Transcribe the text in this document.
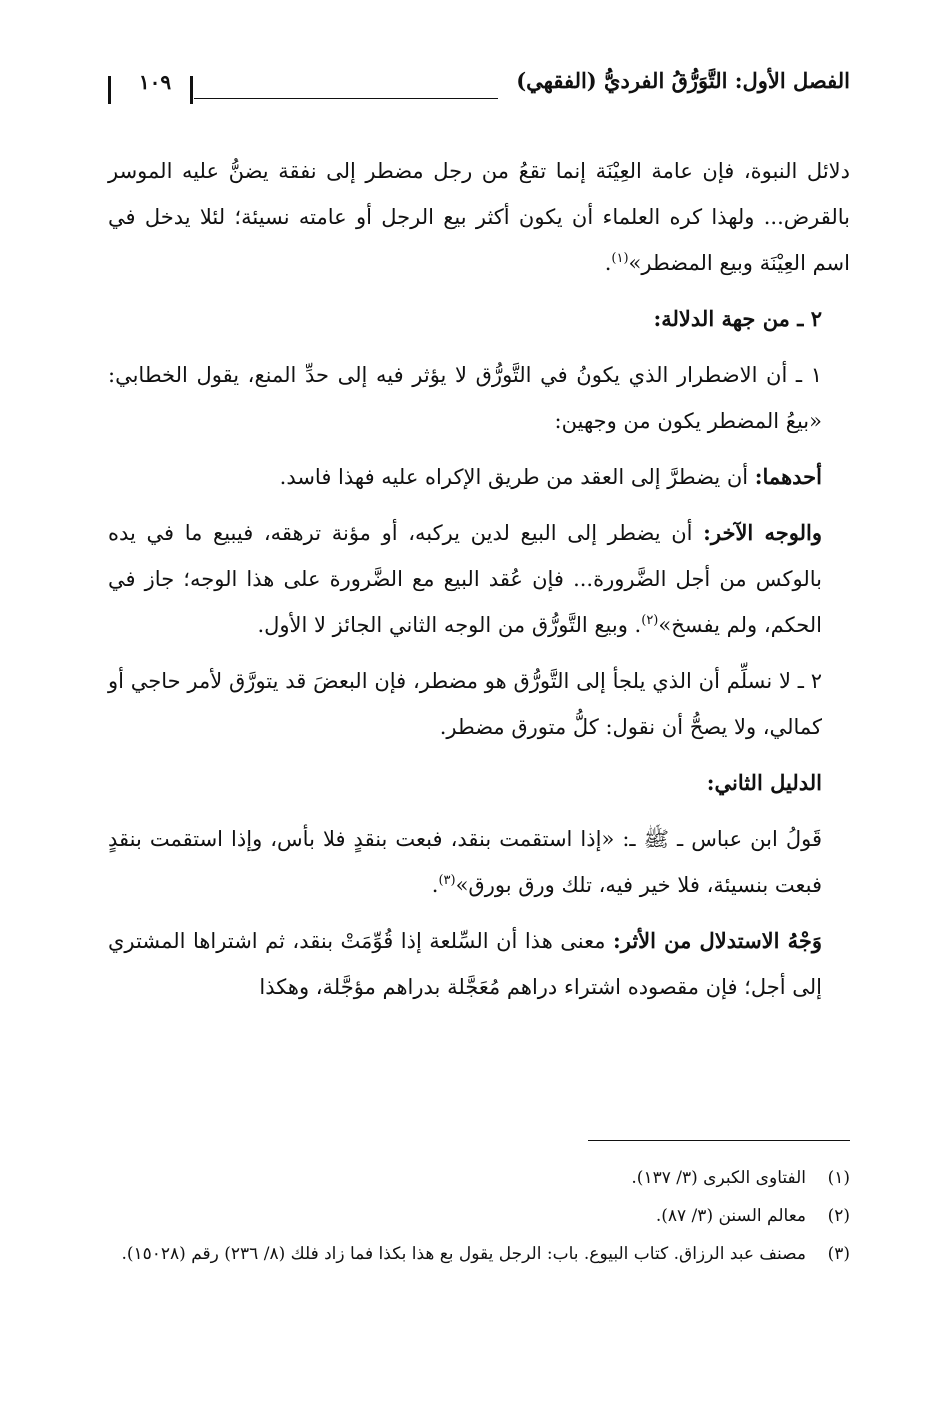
الفصل الأول: التَّوَرُّقُ الفرديُّ (الفقهي)
١٠٩

دلائل النبوة، فإن عامة العِيْنَة إنما تقعُ من رجل مضطر إلى نفقة يضنُّ عليه الموسر بالقرض... ولهذا كره العلماء أن يكون أكثر بيع الرجل أو عامته نسيئة؛ لئلا يدخل في اسم العِيْنَة وبيع المضطر»$^{(١)}$.

٢ ـ من جهة الدلالة:

١ ـ أن الاضطرار الذي يكونُ في التَّورُّق لا يؤثر فيه إلى حدِّ المنع، يقول الخطابي: «بيعُ المضطر يكون من وجهين:

أحدهما: أن يضطرَّ إلى العقد من طريق الإكراه عليه فهذا فاسد.

والوجه الآخر: أن يضطر إلى البيع لدين يركبه، أو مؤنة ترهقه، فيبيع ما في يده بالوكس من أجل الضَّرورة... فإن عُقد البيع مع الضَّرورة على هذا الوجه؛ جاز في الحكم، ولم يفسخ»$^{(٢)}$. وبيع التَّورُّق من الوجه الثاني الجائز لا الأول.

٢ ـ لا نسلِّم أن الذي يلجأ إلى التَّورُّق هو مضطر، فإن البعضَ قد يتورَّق لأمر حاجي أو كمالي، ولا يصحُّ أن نقول: كلُّ متورق مضطر.

الدليل الثاني:

قَولُ ابن عباس ـ ﷺ ـ: «إذا استقمت بنقد، فبعت بنقدٍ فلا بأس، وإذا استقمت بنقدٍ فبعت بنسيئة، فلا خير فيه، تلك ورق بورق»$^{(٣)}$.

وَجْهُ الاستدلال من الأثر: معنى هذا أن السِّلعة إذا قُوِّمَتْ بنقد، ثم اشتراها المشتري إلى أجل؛ فإن مقصوده اشتراء دراهم مُعَجَّلة بدراهم مؤجَّلة، وهكذا

(١)
الفتاوى الكبرى (٣/ ١٣٧).

(٢)
معالم السنن (٣/ ٨٧).

(٣)
مصنف عبد الرزاق. كتاب البيوع. باب: الرجل يقول بع هذا بكذا فما زاد فلك (٨/ ٢٣٦) رقم (١٥٠٢٨).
___
**Your objective**
Look through the data above. Copy every line with the string "المضطر" in it.

**In response**
دلائل النبوة، فإن عامة العِيْنَة إنما تقعُ من رجل مضطر إلى نفقة يضنُّ عليه الموسر بالقرض... ولهذا كره العلماء أن يكون أكثر بيع الرجل أو عامته نسيئة؛ لئلا يدخل في اسم العِيْنَة وبيع المضطر»$^{(١)}$.
١ ـ أن الاضطرار الذي يكونُ في التَّورُّق لا يؤثر فيه إلى حدِّ المنع، يقول الخطابي: «بيعُ المضطر يكون من وجهين:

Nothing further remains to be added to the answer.